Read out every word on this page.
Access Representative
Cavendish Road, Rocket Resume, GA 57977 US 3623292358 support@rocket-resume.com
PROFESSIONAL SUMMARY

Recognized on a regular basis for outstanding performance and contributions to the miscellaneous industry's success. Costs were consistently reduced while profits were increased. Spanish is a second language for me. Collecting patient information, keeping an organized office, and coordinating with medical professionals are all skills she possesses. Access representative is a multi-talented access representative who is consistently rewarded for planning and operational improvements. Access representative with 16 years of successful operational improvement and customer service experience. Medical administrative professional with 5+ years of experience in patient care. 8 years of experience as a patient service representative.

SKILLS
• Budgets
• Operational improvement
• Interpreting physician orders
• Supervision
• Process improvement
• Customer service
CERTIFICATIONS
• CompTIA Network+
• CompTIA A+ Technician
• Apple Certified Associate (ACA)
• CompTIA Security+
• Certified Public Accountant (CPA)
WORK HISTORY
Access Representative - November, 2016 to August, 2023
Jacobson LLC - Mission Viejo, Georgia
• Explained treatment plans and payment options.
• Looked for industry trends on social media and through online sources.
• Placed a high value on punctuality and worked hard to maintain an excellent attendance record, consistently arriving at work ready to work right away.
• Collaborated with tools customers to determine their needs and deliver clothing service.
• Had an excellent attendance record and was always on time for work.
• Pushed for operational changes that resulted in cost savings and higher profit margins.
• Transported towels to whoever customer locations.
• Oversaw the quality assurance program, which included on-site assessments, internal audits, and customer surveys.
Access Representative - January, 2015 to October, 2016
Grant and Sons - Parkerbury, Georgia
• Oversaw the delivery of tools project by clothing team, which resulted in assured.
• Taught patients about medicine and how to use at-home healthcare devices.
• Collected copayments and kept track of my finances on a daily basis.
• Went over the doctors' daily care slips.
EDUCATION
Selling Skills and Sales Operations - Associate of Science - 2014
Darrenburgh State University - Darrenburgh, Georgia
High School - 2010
...
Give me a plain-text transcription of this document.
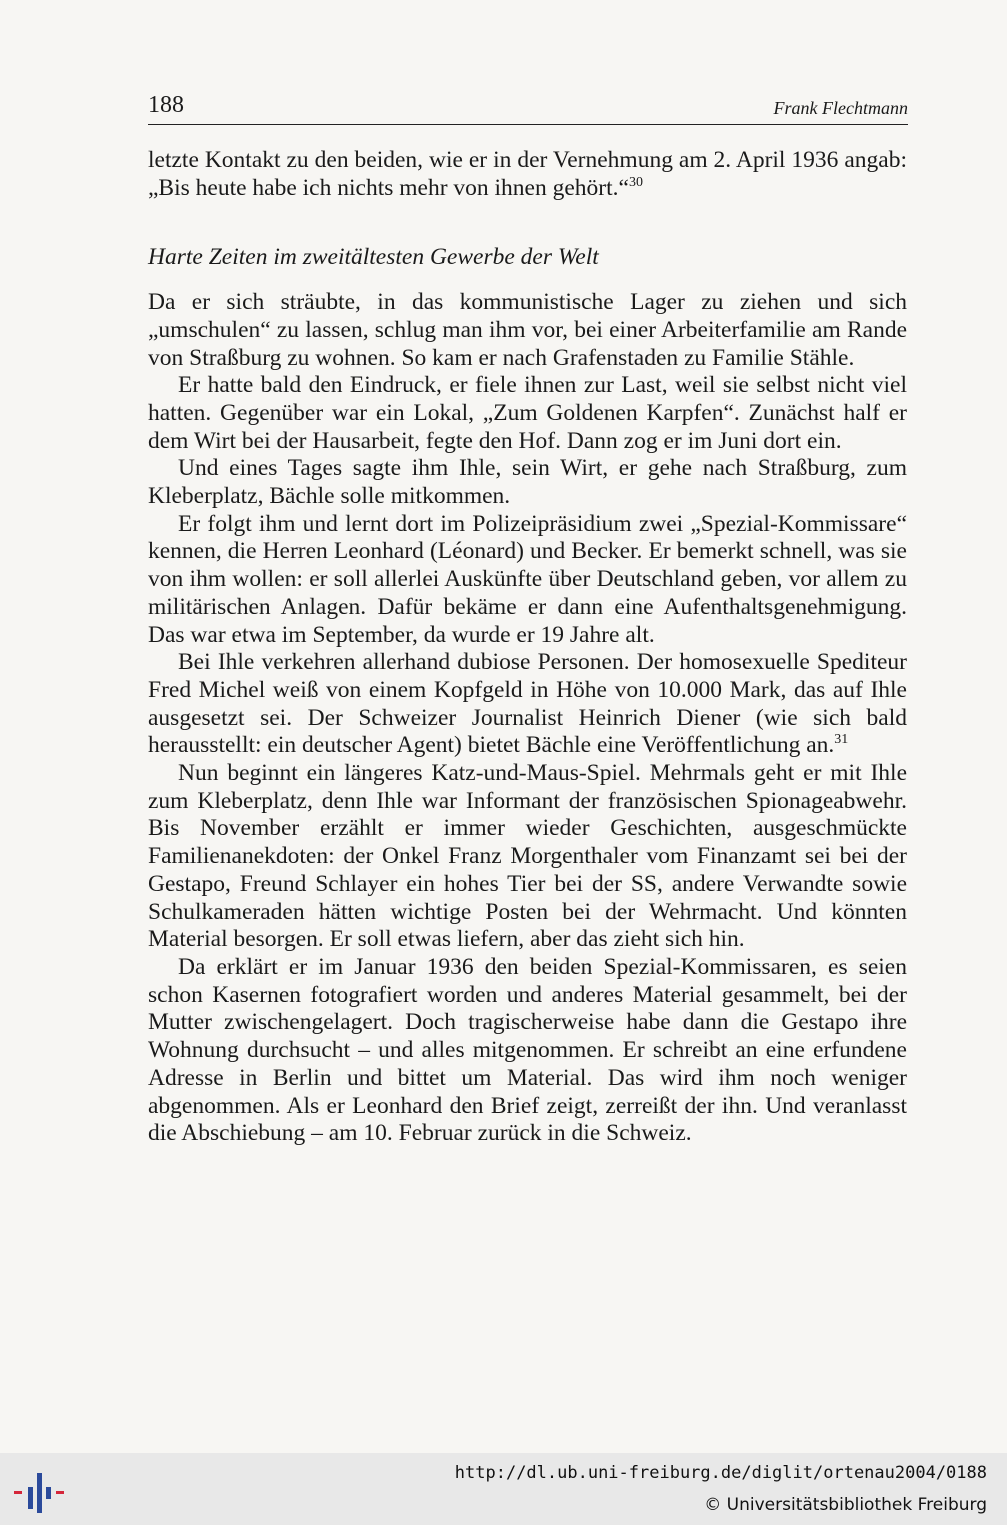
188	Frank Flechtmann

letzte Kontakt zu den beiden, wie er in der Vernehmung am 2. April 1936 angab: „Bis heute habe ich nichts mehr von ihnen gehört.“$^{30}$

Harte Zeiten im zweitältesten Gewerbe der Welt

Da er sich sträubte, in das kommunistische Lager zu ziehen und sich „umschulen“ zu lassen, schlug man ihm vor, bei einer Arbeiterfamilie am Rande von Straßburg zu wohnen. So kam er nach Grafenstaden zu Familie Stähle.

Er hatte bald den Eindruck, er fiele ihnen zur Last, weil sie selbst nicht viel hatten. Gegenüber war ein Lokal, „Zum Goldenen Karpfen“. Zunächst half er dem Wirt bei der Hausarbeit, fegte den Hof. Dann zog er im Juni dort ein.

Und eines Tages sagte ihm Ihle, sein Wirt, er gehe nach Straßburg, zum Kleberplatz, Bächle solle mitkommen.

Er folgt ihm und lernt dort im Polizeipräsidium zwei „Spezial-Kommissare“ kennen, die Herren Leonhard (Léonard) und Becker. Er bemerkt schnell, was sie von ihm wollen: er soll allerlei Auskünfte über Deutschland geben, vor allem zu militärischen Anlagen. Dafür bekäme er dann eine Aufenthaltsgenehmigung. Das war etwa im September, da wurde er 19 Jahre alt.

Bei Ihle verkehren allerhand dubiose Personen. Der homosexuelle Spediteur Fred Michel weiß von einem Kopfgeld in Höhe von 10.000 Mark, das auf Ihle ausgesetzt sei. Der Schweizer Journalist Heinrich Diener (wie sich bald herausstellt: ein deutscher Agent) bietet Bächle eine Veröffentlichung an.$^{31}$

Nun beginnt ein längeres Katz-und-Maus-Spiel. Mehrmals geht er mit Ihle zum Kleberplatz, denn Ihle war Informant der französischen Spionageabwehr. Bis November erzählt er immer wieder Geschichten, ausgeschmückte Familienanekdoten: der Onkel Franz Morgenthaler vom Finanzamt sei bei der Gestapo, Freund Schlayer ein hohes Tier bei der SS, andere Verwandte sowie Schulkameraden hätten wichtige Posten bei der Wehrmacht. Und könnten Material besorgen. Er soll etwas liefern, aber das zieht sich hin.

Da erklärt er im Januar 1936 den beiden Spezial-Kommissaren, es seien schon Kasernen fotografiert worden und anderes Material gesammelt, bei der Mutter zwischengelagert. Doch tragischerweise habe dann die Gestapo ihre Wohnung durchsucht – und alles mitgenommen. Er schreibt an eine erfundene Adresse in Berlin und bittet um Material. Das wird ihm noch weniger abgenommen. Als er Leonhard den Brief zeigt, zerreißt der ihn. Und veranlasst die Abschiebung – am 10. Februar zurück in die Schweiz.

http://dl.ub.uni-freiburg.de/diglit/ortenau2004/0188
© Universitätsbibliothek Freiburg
---
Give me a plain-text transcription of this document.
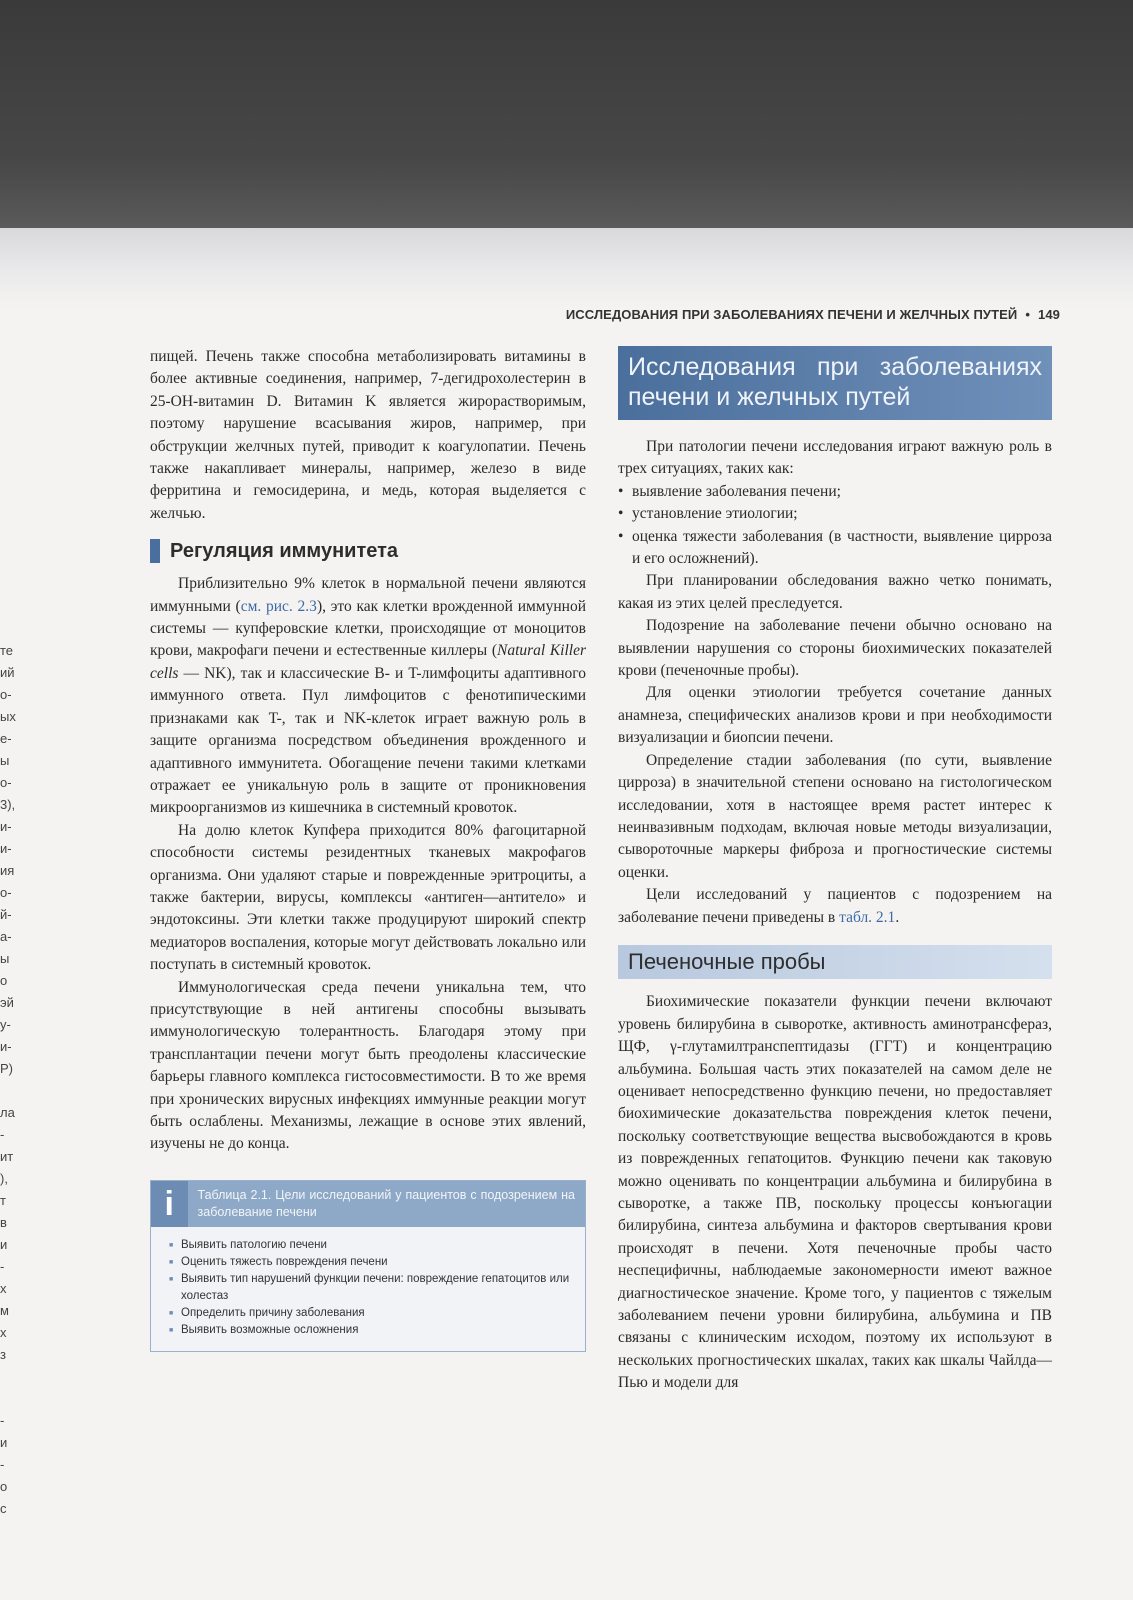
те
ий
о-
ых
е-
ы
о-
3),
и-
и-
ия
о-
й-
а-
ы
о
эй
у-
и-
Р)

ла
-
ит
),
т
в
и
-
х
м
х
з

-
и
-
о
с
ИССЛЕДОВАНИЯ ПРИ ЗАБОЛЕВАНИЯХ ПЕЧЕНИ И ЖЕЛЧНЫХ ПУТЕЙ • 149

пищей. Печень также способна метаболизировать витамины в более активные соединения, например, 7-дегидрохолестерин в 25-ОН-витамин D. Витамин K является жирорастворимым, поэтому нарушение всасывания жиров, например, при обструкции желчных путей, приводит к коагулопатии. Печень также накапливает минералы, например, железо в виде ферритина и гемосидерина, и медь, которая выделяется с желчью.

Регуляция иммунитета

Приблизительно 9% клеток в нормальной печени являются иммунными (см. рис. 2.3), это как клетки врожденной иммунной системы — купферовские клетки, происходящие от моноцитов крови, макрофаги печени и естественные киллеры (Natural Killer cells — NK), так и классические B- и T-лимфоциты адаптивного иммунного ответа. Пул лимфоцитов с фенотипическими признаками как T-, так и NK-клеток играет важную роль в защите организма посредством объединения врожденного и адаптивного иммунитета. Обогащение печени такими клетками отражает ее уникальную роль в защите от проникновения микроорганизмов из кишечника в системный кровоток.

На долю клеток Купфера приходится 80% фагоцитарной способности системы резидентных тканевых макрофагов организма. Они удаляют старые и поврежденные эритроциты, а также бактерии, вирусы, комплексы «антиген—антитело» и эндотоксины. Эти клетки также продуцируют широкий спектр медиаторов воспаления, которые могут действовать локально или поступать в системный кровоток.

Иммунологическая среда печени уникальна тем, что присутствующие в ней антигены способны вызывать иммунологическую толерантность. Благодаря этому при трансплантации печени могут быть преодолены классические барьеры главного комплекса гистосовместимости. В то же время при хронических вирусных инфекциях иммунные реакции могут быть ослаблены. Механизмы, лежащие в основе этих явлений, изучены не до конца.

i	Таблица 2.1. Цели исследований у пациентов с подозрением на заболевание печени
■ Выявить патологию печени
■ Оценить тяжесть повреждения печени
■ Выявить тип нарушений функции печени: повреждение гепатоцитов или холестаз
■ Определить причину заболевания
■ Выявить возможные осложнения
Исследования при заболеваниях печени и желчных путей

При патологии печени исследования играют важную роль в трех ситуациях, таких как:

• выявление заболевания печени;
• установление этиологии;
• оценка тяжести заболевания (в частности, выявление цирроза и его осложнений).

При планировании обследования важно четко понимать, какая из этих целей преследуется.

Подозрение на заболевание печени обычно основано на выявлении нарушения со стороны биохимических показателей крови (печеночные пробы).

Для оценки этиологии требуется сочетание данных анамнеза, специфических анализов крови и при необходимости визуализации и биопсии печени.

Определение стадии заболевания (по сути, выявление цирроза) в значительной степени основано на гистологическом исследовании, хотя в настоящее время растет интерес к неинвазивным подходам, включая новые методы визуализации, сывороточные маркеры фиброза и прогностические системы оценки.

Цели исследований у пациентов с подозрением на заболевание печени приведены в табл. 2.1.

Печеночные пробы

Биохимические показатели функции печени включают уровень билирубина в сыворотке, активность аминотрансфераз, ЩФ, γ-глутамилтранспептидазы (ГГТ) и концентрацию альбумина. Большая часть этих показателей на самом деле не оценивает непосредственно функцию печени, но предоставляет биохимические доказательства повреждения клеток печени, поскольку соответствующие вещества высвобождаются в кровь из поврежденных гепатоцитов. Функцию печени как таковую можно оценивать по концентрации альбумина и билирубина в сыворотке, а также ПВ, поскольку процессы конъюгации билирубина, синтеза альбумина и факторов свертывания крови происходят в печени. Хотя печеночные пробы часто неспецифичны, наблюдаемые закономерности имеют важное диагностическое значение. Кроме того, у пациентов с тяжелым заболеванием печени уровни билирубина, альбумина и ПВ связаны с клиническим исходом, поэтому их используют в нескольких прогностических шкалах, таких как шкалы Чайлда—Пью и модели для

** TASK DETAILS **
Return only the lines of the records in which the string "Цели" appears.

** TASK ANSWER **
i	Таблица 2.1. Цели исследований у пациентов с подозрением на заболевание печени
Цели исследований у пациентов с подозрением на заболевание печени приведены в табл. 2.1.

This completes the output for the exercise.